| Challenge |
Copy nothing but the text: repeat each entry exactly and drop the images.

[START OF Task data]

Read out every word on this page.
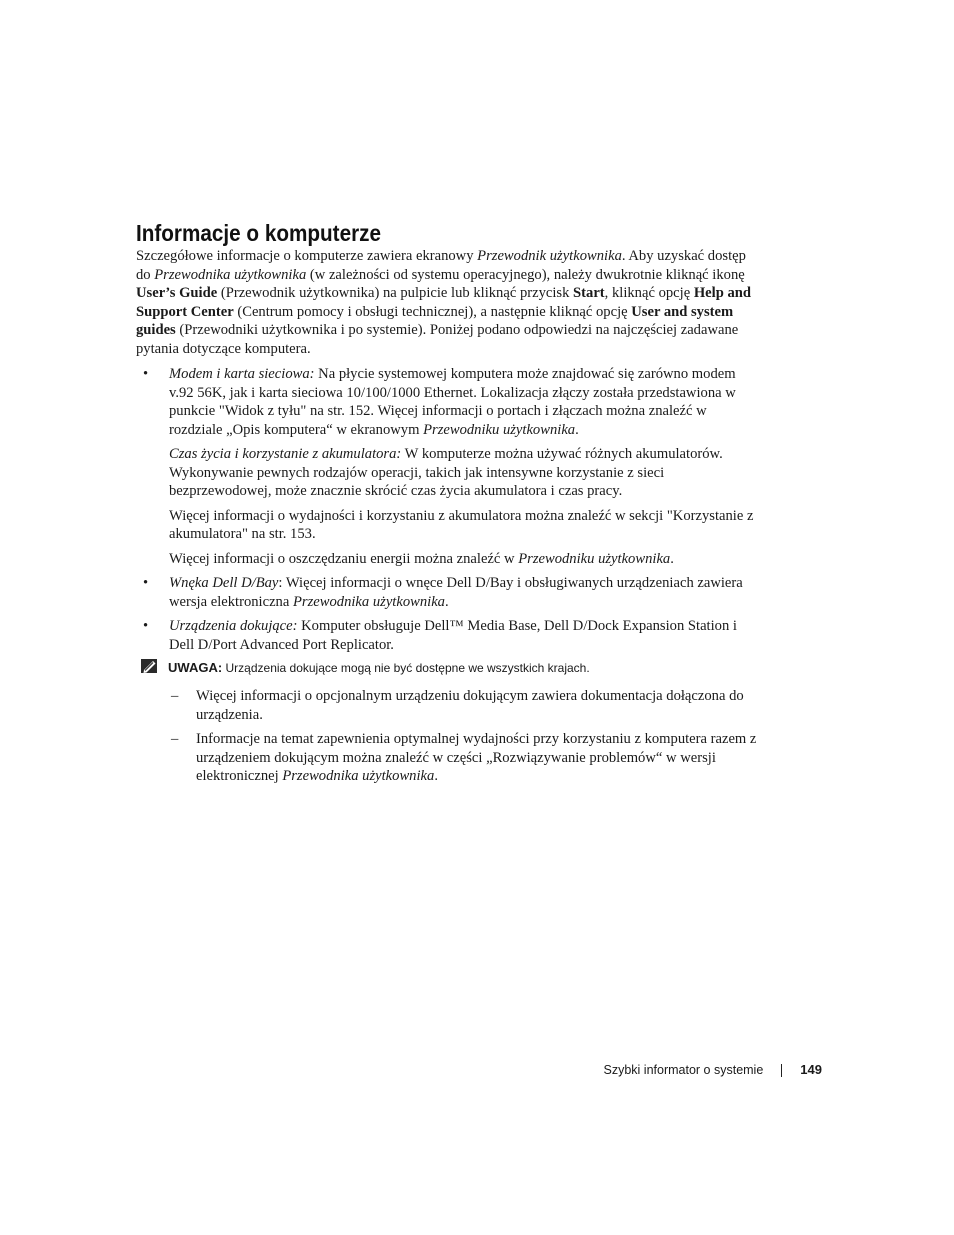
Informacje o komputerze

Szczegółowe informacje o komputerze zawiera ekranowy Przewodnik użytkownika. Aby uzyskać dostęp do Przewodnika użytkownika (w zależności od systemu operacyjnego), należy dwukrotnie kliknąć ikonę User’s Guide (Przewodnik użytkownika) na pulpicie lub kliknąć przycisk Start, kliknąć opcję Help and Support Center (Centrum pomocy i obsługi technicznej), a następnie kliknąć opcję User and system guides (Przewodniki użytkownika i po systemie). Poniżej podano odpowiedzi na najczęściej zadawane pytania dotyczące komputera.

• Modem i karta sieciowa: Na płycie systemowej komputera może znajdować się zarówno modem v.92 56K, jak i karta sieciowa 10/100/1000 Ethernet. Lokalizacja złączy została przedstawiona w punkcie "Widok z tyłu" na str. 152. Więcej informacji o portach i złączach można znaleźć w rozdziale „Opis komputera“ w ekranowym Przewodniku użytkownika.

Czas życia i korzystanie z akumulatora: W komputerze można używać różnych akumulatorów. Wykonywanie pewnych rodzajów operacji, takich jak intensywne korzystanie z sieci bezprzewodowej, może znacznie skrócić czas życia akumulatora i czas pracy.

Więcej informacji o wydajności i korzystaniu z akumulatora można znaleźć w sekcji "Korzystanie z akumulatora" na str. 153.

Więcej informacji o oszczędzaniu energii można znaleźć w Przewodniku użytkownika.

• Wnęka Dell D/Bay: Więcej informacji o wnęce Dell D/Bay i obsługiwanych urządzeniach zawiera wersja elektroniczna Przewodnika użytkownika.

• Urządzenia dokujące: Komputer obsługuje Dell™ Media Base, Dell D/Dock Expansion Station i Dell D/Port Advanced Port Replicator.

UWAGA: Urządzenia dokujące mogą nie być dostępne we wszystkich krajach.
– Więcej informacji o opcjonalnym urządzeniu dokującym zawiera dokumentacja dołączona do urządzenia.

– Informacje na temat zapewnienia optymalnej wydajności przy korzystaniu z komputera razem z urządzeniem dokującym można znaleźć w części „Rozwiązywanie problemów“ w wersji elektronicznej Przewodnika użytkownika.

Szybki informator o systemie	149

[END OF Task data]

| Reply |
Read out every word on this page.
Informacje o komputerze

Szczegółowe informacje o komputerze zawiera ekranowy Przewodnik użytkownika. Aby uzyskać dostęp do Przewodnika użytkownika (w zależności od systemu operacyjnego), należy dwukrotnie kliknąć ikonę User’s Guide (Przewodnik użytkownika) na pulpicie lub kliknąć przycisk Start, kliknąć opcję Help and Support Center (Centrum pomocy i obsługi technicznej), a następnie kliknąć opcję User and system guides (Przewodniki użytkownika i po systemie). Poniżej podano odpowiedzi na najczęściej zadawane pytania dotyczące komputera.

• Modem i karta sieciowa: Na płycie systemowej komputera może znajdować się zarówno modem v.92 56K, jak i karta sieciowa 10/100/1000 Ethernet. Lokalizacja złączy została przedstawiona w punkcie "Widok z tyłu" na str. 152. Więcej informacji o portach i złączach można znaleźć w rozdziale „Opis komputera“ w ekranowym Przewodniku użytkownika.

Czas życia i korzystanie z akumulatora: W komputerze można używać różnych akumulatorów. Wykonywanie pewnych rodzajów operacji, takich jak intensywne korzystanie z sieci bezprzewodowej, może znacznie skrócić czas życia akumulatora i czas pracy.

Więcej informacji o wydajności i korzystaniu z akumulatora można znaleźć w sekcji "Korzystanie z akumulatora" na str. 153.

Więcej informacji o oszczędzaniu energii można znaleźć w Przewodniku użytkownika.

• Wnęka Dell D/Bay: Więcej informacji o wnęce Dell D/Bay i obsługiwanych urządzeniach zawiera wersja elektroniczna Przewodnika użytkownika.

• Urządzenia dokujące: Komputer obsługuje Dell™ Media Base, Dell D/Dock Expansion Station i Dell D/Port Advanced Port Replicator.

UWAGA: Urządzenia dokujące mogą nie być dostępne we wszystkich krajach.
– Więcej informacji o opcjonalnym urządzeniu dokującym zawiera dokumentacja dołączona do urządzenia.

– Informacje na temat zapewnienia optymalnej wydajności przy korzystaniu z komputera razem z urządzeniem dokującym można znaleźć w części „Rozwiązywanie problemów“ w wersji elektronicznej Przewodnika użytkownika.

Szybki informator o systemie	149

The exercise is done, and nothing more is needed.